What needs to be done:
From the entries below, extract every line that includes the word "content".

(Figure data in JSON)
--- start ---

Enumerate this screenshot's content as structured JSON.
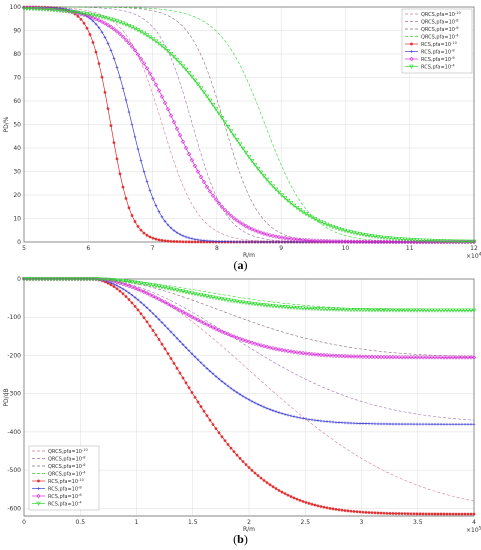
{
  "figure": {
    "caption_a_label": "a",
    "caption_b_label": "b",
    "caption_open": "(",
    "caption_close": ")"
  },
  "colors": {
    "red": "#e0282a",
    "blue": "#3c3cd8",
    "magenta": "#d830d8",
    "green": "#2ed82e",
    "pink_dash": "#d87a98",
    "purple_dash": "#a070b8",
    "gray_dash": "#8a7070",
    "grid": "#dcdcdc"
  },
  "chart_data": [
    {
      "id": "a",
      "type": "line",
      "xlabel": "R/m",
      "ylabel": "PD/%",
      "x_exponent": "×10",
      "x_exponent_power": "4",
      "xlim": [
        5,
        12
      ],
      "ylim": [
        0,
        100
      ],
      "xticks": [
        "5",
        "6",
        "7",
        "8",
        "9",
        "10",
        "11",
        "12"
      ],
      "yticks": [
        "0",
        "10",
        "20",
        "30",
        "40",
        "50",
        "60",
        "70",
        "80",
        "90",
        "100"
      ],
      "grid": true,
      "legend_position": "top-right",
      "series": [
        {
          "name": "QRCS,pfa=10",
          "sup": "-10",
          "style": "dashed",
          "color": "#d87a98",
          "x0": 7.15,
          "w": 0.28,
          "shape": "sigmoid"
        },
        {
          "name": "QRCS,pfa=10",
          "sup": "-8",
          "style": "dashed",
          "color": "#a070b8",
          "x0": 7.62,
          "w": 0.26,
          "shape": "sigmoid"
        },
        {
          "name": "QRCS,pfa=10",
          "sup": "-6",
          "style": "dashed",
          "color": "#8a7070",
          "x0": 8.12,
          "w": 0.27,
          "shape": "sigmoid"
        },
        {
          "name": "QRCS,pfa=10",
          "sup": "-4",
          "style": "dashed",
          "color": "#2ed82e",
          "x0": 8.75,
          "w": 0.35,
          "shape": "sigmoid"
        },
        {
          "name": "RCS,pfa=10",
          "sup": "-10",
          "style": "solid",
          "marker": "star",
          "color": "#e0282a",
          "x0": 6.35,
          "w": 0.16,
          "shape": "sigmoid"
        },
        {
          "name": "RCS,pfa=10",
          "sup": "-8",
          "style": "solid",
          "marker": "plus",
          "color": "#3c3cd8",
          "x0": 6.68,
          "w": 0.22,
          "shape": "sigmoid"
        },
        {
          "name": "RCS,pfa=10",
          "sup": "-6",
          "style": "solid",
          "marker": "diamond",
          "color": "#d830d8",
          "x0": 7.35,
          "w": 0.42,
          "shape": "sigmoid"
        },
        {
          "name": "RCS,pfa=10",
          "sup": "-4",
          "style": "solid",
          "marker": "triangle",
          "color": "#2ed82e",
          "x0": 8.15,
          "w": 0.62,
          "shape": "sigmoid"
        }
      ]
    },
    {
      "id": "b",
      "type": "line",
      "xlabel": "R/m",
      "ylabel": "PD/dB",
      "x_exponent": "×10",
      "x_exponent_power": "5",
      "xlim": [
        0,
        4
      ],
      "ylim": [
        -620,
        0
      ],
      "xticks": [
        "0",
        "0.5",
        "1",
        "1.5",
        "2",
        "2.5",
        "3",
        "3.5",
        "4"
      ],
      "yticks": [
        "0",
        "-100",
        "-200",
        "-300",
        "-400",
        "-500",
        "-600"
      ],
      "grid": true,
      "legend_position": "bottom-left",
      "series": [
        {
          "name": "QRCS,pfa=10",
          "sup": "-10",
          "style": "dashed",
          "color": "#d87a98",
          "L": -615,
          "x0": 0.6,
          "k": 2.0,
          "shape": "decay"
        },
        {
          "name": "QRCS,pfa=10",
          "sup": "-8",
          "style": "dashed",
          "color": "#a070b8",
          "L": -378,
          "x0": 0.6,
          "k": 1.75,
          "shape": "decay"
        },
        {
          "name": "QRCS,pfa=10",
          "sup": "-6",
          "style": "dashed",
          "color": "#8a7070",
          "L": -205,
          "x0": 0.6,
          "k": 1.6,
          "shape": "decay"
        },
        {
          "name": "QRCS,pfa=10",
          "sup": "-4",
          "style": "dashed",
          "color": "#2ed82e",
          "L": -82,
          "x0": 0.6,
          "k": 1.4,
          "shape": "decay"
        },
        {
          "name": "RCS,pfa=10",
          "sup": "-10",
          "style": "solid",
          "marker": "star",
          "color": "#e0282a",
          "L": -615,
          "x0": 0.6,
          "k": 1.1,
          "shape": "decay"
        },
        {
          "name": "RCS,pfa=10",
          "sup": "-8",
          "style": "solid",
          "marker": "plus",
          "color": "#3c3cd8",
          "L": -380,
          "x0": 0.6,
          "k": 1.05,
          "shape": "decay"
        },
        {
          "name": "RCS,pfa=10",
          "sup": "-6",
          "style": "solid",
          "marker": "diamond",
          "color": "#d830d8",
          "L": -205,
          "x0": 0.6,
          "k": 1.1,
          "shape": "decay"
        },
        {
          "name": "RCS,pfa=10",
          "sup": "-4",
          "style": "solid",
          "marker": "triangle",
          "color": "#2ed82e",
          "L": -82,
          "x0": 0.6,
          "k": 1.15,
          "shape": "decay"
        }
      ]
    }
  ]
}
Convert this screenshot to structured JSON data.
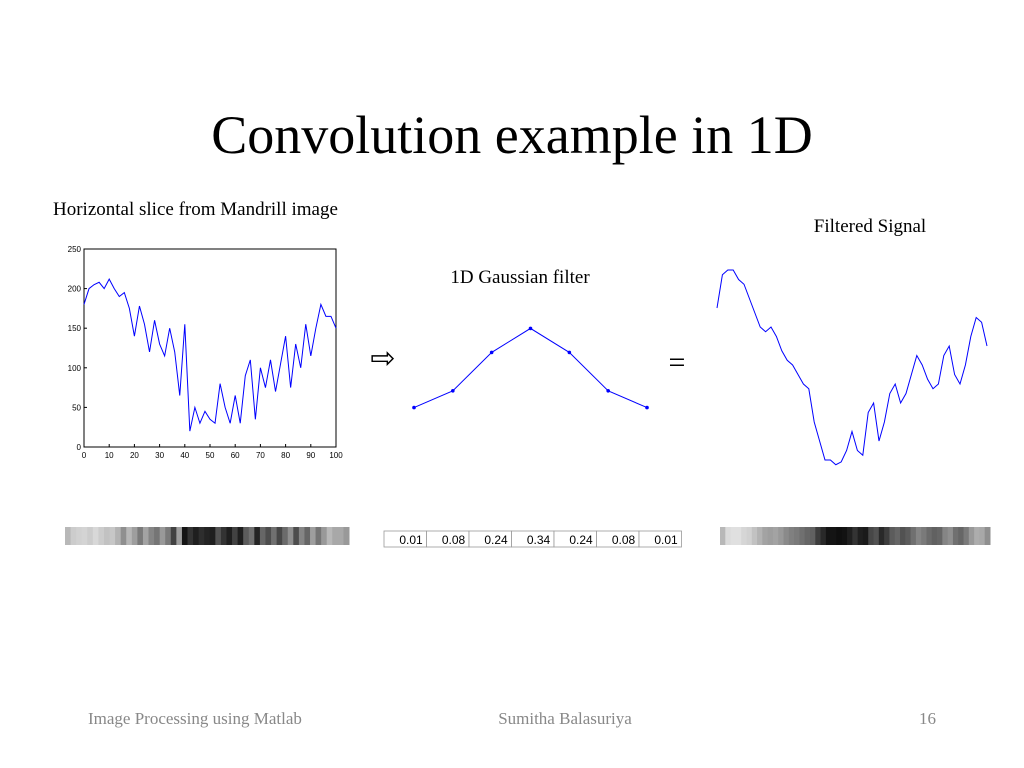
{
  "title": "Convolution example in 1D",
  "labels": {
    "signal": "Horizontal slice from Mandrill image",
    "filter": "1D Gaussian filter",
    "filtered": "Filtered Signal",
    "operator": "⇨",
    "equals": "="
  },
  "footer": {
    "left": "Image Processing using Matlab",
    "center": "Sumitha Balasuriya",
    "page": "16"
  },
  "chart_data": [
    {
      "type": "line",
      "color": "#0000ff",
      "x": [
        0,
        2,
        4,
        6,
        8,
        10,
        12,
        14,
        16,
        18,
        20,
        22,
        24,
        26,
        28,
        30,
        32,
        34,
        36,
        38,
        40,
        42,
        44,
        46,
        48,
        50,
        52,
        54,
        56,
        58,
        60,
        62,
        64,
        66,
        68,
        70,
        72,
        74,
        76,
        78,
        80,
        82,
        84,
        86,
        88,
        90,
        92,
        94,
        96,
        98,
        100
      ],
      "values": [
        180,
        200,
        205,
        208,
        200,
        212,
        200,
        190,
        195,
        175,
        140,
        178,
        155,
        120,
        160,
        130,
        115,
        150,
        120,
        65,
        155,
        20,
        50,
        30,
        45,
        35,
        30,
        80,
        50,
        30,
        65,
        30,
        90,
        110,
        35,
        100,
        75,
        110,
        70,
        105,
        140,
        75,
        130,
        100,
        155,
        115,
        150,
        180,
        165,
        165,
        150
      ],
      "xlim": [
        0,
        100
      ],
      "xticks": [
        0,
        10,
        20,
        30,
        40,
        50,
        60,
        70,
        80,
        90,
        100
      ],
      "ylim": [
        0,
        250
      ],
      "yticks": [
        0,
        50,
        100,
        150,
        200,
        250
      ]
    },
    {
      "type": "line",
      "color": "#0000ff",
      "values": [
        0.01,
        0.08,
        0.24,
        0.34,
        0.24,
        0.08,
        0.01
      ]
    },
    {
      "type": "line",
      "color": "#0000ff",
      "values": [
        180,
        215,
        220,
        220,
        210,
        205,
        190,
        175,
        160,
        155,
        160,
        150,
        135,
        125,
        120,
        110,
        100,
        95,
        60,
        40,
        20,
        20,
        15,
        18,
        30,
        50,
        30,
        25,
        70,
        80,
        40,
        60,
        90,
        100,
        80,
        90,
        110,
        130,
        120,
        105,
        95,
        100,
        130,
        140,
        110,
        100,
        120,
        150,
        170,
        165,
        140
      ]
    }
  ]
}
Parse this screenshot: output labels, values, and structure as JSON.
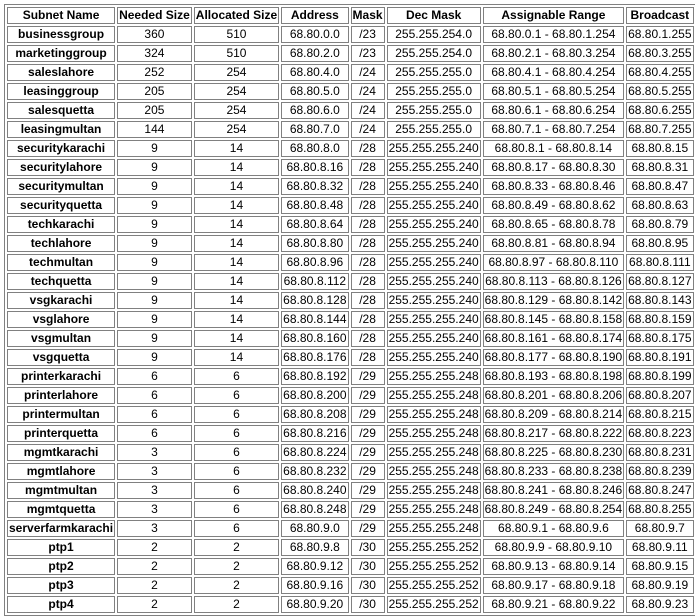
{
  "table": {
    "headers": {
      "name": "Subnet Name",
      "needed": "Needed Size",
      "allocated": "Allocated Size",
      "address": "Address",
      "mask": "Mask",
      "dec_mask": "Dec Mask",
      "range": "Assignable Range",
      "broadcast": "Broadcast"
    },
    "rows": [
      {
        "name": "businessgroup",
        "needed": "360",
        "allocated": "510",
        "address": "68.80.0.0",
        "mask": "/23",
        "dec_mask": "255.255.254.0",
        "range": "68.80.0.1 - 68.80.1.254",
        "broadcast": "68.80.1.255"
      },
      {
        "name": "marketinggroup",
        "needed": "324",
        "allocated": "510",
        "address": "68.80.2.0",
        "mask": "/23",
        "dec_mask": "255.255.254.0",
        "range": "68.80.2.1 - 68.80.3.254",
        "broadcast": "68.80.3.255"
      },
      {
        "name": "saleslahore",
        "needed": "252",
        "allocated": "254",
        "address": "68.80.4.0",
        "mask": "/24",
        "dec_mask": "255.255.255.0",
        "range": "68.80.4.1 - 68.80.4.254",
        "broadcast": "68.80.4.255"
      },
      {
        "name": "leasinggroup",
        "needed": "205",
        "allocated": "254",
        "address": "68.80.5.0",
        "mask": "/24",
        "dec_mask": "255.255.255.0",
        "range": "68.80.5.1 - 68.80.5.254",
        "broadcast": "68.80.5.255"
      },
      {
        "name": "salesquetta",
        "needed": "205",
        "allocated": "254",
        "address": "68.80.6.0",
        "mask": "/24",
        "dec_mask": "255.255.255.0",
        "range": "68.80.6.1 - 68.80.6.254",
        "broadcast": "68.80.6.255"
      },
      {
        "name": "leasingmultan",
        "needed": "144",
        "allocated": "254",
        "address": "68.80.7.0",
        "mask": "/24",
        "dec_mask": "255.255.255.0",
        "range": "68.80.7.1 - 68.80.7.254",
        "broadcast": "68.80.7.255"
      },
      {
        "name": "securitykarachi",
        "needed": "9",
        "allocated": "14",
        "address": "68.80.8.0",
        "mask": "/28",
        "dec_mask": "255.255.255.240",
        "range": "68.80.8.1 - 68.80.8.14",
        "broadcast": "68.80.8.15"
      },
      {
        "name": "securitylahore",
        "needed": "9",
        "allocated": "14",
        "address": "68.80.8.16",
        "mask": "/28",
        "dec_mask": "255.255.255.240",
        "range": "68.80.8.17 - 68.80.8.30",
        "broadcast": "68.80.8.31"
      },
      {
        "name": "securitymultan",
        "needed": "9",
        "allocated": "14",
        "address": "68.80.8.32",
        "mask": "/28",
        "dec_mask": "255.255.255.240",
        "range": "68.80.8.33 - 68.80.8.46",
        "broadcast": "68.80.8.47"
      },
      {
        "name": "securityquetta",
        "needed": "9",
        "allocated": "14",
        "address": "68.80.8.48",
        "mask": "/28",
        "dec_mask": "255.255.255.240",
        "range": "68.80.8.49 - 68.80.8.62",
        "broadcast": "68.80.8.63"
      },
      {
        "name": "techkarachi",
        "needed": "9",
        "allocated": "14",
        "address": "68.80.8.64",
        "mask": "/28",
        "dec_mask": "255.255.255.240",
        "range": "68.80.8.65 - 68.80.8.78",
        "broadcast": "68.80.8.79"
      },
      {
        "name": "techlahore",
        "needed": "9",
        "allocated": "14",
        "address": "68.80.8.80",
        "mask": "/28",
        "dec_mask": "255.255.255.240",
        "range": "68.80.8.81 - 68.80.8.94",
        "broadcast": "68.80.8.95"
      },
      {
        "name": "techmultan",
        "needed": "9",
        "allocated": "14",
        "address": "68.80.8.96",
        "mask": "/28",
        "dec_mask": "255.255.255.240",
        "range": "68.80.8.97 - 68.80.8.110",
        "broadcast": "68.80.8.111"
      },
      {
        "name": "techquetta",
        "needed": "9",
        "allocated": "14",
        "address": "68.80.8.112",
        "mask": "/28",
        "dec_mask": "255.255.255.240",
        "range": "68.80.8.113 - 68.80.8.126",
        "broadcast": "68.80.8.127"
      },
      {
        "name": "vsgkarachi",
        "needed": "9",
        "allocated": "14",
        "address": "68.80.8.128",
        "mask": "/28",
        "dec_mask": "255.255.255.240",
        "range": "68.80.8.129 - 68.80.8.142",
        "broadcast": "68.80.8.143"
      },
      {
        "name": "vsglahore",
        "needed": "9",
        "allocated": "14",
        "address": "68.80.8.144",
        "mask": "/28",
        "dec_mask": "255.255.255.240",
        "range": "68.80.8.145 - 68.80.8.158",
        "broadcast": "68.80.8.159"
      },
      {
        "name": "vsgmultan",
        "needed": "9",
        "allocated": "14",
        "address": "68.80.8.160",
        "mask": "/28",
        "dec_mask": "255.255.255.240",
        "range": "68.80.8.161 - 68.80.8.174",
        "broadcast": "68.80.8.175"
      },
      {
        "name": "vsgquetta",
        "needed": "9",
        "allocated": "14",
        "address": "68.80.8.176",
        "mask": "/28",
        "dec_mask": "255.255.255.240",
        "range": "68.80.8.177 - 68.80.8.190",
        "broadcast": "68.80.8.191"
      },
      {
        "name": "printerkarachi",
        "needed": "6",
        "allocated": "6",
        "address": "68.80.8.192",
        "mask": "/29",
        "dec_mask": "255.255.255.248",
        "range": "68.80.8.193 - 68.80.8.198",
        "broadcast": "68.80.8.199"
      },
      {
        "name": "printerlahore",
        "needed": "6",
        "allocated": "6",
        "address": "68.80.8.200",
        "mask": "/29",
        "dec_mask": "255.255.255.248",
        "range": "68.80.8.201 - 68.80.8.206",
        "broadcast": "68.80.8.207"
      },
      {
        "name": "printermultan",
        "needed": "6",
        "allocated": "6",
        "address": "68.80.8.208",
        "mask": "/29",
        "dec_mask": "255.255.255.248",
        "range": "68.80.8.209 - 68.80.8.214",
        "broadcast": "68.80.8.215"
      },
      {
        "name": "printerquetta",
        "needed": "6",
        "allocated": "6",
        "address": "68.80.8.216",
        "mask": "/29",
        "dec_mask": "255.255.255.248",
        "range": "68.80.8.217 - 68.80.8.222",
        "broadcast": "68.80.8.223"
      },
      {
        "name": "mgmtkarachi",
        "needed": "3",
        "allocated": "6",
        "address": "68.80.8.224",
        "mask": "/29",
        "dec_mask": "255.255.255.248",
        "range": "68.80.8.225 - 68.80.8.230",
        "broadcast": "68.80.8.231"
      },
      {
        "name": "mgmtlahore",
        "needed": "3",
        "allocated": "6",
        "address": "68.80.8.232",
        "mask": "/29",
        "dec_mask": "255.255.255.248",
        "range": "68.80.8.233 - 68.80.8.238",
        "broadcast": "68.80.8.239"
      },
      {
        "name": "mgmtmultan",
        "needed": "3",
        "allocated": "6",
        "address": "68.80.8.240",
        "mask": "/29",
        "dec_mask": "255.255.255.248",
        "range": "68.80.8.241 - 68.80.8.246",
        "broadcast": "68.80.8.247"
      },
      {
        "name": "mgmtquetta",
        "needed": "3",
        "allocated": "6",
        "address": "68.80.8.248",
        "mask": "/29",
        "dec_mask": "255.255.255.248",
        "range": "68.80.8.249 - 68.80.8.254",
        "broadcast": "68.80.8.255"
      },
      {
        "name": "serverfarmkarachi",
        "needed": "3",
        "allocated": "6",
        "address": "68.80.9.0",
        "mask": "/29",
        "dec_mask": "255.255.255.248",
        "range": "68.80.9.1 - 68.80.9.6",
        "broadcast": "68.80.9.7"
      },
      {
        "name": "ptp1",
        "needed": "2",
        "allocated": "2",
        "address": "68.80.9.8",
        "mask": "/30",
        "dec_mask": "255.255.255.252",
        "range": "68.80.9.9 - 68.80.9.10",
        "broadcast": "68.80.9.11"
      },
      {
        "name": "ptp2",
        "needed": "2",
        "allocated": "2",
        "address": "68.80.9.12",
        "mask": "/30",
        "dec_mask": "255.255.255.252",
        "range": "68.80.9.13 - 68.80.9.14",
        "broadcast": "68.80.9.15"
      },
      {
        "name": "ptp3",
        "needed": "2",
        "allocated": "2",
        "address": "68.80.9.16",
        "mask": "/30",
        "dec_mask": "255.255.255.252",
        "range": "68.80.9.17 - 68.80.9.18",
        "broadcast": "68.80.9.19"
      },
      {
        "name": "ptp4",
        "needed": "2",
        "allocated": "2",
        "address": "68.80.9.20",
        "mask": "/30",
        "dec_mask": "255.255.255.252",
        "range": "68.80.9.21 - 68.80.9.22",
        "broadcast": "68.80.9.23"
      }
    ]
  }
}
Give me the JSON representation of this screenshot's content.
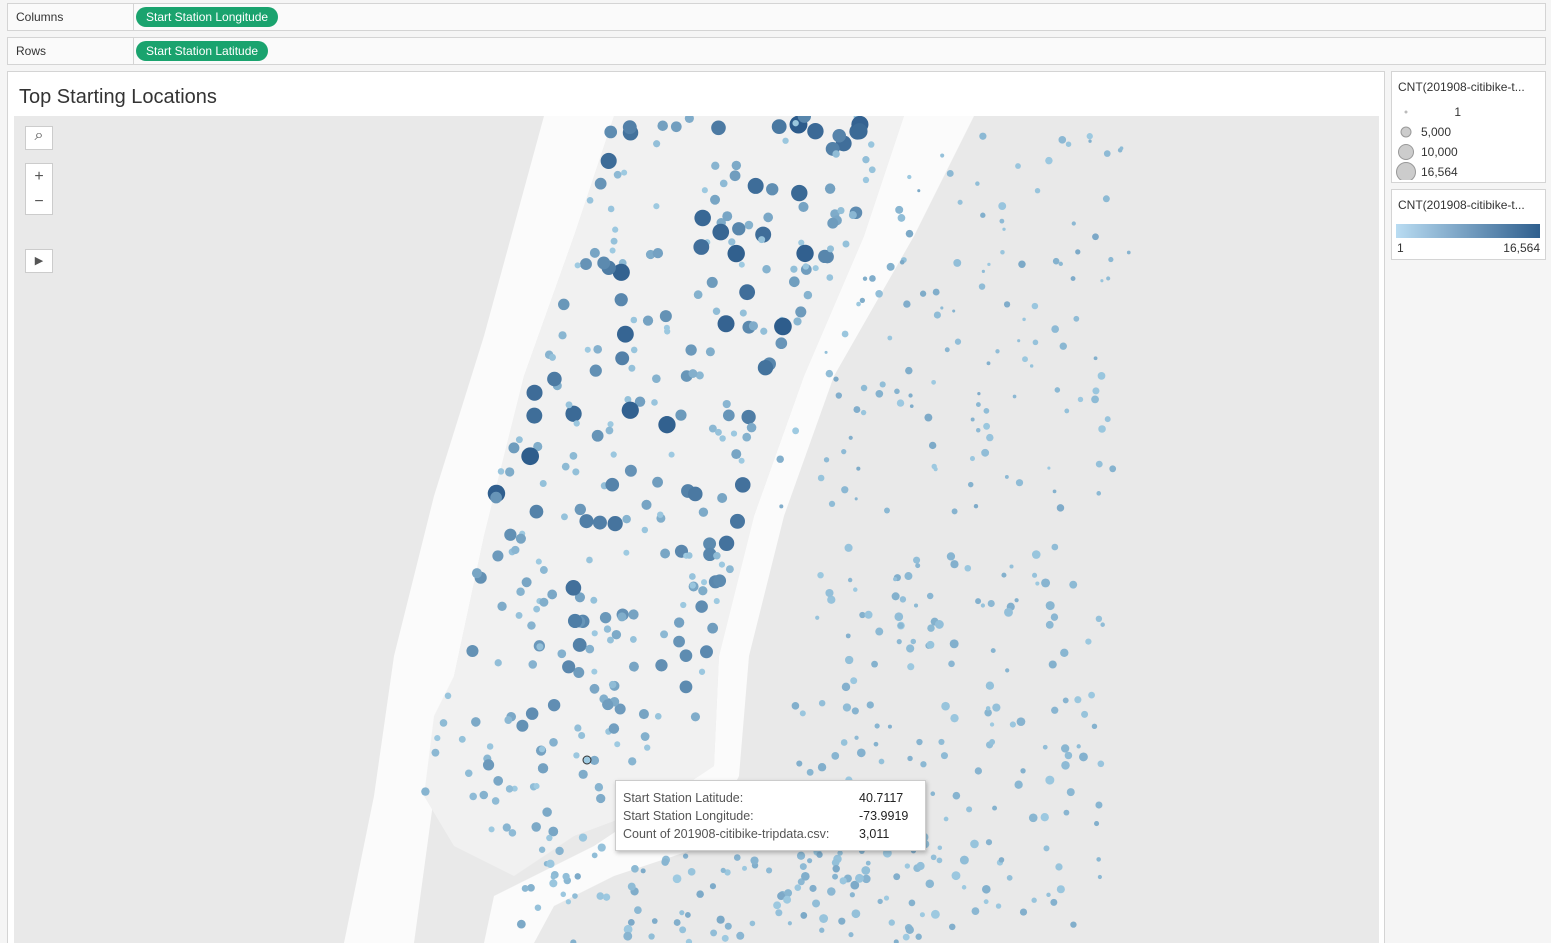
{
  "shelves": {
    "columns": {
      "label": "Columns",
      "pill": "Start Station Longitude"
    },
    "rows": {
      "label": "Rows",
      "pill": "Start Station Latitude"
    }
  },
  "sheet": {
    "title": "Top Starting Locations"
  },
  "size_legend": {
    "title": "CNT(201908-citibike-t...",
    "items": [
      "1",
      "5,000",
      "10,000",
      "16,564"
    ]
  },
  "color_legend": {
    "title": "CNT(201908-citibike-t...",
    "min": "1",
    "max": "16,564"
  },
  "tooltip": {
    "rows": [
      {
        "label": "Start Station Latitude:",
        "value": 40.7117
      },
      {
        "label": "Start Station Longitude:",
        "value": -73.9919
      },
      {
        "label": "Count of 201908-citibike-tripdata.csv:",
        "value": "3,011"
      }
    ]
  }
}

--- end ---

Exercise solution:
Enumerate this screenshot's content as structured JSON.
Give me the JSON representation of this screenshot's content.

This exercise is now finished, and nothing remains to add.